» Dataset items:
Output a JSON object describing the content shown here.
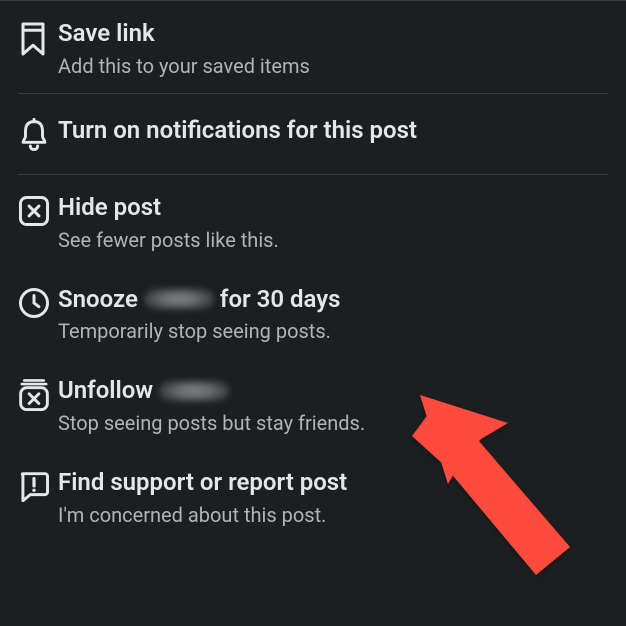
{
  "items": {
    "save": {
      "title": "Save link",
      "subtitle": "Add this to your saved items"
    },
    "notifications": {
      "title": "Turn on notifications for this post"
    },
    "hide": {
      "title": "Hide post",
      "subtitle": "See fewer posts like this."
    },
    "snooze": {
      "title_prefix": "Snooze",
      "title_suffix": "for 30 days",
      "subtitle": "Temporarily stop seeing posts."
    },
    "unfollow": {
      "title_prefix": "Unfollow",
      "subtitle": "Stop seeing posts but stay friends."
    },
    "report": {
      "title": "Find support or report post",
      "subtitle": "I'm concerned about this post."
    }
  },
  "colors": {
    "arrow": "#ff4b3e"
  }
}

* * *

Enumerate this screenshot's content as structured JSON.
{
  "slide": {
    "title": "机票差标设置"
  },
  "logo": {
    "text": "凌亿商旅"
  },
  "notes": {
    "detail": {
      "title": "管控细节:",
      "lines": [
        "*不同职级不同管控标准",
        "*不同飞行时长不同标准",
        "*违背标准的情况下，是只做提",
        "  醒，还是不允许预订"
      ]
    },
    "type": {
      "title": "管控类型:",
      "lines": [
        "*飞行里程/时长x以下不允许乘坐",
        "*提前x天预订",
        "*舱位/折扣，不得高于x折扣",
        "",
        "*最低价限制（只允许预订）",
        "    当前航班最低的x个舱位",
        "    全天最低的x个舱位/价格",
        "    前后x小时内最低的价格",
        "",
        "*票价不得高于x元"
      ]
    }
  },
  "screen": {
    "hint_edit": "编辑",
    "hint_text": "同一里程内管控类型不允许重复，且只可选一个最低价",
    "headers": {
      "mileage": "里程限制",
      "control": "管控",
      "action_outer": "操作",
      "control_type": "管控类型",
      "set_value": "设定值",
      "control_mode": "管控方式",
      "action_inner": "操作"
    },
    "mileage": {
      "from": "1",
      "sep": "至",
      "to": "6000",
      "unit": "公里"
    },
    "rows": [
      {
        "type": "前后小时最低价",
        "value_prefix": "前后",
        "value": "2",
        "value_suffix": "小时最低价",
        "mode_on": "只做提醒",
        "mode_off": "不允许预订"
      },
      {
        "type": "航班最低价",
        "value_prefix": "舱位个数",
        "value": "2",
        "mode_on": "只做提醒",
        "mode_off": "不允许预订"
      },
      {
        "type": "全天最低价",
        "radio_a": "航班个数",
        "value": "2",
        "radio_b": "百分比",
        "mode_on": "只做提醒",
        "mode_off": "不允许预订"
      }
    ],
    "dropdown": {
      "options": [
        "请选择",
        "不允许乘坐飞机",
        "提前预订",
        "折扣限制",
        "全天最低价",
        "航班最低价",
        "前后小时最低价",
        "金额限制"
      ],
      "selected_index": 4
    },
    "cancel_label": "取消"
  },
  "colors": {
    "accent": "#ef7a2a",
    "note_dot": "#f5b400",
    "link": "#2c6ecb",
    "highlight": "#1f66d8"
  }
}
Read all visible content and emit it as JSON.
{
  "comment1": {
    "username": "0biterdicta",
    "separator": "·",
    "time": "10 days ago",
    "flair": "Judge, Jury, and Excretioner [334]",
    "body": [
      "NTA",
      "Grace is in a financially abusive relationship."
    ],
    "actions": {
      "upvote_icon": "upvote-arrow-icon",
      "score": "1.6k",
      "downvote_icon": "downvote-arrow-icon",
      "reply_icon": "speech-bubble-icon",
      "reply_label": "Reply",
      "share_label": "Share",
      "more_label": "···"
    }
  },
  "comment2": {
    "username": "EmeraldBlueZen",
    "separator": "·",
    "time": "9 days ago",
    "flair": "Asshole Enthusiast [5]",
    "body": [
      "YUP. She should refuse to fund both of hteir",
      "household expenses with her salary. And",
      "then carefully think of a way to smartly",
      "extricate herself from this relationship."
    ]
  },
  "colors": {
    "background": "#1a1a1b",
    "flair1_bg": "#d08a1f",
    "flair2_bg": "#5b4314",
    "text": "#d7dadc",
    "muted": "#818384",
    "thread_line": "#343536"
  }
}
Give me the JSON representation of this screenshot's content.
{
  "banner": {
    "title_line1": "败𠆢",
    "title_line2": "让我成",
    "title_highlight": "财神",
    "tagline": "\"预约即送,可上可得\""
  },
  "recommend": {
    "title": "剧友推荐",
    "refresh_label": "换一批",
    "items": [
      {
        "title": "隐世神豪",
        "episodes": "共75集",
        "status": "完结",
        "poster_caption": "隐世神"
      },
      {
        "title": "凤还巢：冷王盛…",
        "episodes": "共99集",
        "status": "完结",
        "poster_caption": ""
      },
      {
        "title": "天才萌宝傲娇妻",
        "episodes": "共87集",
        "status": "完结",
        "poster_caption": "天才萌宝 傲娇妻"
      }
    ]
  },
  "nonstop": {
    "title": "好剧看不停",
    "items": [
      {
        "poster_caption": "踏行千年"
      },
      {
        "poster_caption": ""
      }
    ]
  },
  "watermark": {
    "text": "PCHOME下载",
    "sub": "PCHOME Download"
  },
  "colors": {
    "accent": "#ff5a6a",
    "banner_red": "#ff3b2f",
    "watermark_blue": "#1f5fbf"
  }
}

» AIM OF THE TASK: Identify the lines in the entries that hold "from" and return each one.

» RESULT FOR THIS TASK:
      "from": "1",
      "extricate herself from this relationship."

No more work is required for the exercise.